- TASK GOAL: Only the number is wanted: how many lines of the data contain "Floor"?

#### GIVEN DATA ####

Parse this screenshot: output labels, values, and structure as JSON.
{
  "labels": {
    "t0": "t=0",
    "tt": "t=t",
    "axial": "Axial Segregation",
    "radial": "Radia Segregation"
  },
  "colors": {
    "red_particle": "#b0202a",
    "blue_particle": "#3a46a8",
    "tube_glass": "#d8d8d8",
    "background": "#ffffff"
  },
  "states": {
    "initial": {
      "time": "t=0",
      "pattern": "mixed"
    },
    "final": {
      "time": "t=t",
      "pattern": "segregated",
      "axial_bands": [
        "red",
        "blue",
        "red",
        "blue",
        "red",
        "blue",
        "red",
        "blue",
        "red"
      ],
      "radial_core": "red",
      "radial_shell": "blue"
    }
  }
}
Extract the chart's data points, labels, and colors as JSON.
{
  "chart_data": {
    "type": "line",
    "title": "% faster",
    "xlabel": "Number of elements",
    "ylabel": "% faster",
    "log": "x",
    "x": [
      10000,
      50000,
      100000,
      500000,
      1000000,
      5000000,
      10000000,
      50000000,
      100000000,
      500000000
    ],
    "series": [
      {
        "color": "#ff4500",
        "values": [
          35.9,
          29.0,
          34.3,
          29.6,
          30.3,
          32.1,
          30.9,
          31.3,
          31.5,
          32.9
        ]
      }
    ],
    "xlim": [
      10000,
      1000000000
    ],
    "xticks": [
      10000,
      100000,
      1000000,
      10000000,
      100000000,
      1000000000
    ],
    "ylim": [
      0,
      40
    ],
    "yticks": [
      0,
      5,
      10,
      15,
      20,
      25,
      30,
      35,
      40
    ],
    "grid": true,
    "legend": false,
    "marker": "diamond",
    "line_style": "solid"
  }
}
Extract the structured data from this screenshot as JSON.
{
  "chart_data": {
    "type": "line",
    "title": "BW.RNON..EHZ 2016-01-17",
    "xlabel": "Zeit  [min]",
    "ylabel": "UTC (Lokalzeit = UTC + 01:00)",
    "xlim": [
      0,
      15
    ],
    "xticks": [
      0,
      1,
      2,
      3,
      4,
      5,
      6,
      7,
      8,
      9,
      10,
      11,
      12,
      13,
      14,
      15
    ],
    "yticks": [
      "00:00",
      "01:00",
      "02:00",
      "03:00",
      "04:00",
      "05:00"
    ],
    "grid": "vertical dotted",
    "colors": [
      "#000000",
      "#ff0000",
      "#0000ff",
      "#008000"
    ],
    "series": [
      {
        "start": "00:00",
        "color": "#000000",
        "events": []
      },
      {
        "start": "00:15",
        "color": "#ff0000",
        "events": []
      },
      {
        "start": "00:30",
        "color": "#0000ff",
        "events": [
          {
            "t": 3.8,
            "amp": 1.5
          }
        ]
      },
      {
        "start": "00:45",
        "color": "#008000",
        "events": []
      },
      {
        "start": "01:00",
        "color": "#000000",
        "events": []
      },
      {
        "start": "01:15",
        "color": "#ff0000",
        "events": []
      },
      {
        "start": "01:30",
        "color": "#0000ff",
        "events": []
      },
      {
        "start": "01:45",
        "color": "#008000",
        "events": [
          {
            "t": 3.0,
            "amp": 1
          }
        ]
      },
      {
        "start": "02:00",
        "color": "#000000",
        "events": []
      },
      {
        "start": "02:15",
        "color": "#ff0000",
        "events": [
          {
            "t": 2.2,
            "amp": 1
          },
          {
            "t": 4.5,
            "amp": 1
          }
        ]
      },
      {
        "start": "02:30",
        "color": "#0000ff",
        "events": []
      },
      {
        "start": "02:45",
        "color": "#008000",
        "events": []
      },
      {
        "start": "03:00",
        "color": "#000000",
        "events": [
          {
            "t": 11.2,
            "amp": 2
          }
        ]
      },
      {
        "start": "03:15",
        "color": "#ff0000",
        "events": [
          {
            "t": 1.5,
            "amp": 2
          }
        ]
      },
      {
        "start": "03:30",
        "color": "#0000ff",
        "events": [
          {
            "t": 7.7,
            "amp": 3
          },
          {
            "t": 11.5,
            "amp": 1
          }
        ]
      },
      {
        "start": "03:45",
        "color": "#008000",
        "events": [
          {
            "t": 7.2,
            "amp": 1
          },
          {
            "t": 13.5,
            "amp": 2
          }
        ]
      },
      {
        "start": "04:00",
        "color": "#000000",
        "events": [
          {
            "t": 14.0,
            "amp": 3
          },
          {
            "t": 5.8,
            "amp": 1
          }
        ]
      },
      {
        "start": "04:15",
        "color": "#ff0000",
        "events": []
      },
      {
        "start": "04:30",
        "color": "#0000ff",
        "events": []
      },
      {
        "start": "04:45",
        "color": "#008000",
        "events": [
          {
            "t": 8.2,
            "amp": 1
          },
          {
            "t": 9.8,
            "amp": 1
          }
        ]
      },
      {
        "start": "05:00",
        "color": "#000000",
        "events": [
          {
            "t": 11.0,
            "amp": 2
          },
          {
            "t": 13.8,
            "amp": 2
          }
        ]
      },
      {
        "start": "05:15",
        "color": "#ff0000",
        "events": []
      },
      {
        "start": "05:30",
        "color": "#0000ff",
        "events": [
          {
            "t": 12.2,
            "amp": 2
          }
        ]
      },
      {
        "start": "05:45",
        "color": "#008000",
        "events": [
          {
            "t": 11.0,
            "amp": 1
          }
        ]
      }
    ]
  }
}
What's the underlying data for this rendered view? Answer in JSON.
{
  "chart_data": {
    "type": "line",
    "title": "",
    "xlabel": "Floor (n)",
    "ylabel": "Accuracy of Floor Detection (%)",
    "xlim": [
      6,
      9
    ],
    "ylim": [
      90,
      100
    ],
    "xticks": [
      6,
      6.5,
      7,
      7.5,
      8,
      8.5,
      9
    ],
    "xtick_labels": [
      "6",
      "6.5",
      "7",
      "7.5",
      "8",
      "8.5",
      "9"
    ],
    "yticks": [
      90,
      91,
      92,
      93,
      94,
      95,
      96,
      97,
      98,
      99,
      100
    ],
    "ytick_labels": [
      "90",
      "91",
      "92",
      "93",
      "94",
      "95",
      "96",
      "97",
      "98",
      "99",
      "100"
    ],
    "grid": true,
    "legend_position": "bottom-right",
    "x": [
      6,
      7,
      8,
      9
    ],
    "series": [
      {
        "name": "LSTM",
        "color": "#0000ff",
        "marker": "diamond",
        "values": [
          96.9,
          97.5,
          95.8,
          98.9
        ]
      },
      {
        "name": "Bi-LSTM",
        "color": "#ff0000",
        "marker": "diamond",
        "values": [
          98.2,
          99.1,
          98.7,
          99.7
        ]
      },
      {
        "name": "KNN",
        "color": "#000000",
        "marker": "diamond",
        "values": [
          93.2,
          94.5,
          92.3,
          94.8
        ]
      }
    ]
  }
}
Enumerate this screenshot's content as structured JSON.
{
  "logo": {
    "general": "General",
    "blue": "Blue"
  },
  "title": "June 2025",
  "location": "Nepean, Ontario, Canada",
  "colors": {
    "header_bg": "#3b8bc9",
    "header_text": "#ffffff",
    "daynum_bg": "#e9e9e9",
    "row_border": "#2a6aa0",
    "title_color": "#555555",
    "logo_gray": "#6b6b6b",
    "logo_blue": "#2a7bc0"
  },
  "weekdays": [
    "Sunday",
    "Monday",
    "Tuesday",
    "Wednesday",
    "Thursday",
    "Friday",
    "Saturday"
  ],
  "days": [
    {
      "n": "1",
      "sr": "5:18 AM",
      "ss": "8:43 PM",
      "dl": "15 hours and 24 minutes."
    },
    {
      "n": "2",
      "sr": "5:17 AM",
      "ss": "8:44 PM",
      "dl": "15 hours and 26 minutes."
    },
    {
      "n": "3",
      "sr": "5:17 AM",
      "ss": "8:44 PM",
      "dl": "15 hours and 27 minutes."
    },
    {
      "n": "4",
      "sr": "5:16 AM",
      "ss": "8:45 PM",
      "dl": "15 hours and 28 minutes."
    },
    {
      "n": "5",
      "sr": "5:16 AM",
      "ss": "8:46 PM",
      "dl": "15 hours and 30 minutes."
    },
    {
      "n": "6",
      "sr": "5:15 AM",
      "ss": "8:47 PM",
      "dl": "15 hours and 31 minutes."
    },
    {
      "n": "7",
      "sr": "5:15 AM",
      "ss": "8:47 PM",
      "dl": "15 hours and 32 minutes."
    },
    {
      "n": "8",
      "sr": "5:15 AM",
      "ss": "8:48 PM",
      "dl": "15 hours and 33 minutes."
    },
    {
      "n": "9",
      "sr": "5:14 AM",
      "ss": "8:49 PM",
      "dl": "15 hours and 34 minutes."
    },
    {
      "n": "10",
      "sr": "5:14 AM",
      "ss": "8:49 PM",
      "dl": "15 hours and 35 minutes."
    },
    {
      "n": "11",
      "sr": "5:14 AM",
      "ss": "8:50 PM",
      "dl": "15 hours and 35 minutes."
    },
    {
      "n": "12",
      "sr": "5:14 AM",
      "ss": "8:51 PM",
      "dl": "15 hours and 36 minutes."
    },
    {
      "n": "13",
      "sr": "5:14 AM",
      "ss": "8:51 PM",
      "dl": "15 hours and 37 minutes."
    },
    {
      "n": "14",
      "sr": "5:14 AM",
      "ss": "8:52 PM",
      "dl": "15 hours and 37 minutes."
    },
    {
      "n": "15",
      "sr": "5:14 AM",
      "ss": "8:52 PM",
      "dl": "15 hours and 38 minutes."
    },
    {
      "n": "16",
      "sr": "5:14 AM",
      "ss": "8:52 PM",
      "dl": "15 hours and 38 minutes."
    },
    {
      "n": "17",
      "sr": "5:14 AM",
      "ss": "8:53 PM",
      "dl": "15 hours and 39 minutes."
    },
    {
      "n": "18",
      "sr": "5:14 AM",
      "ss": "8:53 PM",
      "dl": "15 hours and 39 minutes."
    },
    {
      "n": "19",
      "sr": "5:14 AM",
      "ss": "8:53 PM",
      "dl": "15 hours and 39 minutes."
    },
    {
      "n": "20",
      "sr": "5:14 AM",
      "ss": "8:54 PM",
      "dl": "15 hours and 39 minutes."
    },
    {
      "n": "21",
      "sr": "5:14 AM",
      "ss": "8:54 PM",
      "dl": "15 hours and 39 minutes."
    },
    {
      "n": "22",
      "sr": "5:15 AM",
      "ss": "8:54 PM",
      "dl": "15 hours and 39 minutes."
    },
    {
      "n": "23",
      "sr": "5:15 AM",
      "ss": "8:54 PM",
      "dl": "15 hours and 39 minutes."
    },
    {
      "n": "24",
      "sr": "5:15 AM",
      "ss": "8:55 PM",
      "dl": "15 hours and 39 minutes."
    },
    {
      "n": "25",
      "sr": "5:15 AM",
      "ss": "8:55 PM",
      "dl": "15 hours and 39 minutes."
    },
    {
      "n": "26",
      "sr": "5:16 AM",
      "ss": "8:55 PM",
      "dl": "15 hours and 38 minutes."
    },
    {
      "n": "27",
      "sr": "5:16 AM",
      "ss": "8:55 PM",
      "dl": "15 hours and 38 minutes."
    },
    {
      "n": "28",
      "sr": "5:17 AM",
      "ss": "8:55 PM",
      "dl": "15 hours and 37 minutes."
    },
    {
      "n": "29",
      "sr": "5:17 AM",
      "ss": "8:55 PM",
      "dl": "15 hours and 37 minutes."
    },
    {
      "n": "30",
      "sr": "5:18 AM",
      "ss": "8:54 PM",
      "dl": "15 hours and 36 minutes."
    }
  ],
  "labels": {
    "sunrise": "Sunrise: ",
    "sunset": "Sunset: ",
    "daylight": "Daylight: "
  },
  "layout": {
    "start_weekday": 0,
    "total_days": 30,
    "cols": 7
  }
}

####

- RESPONSE FOR THIS EXERCISE: 2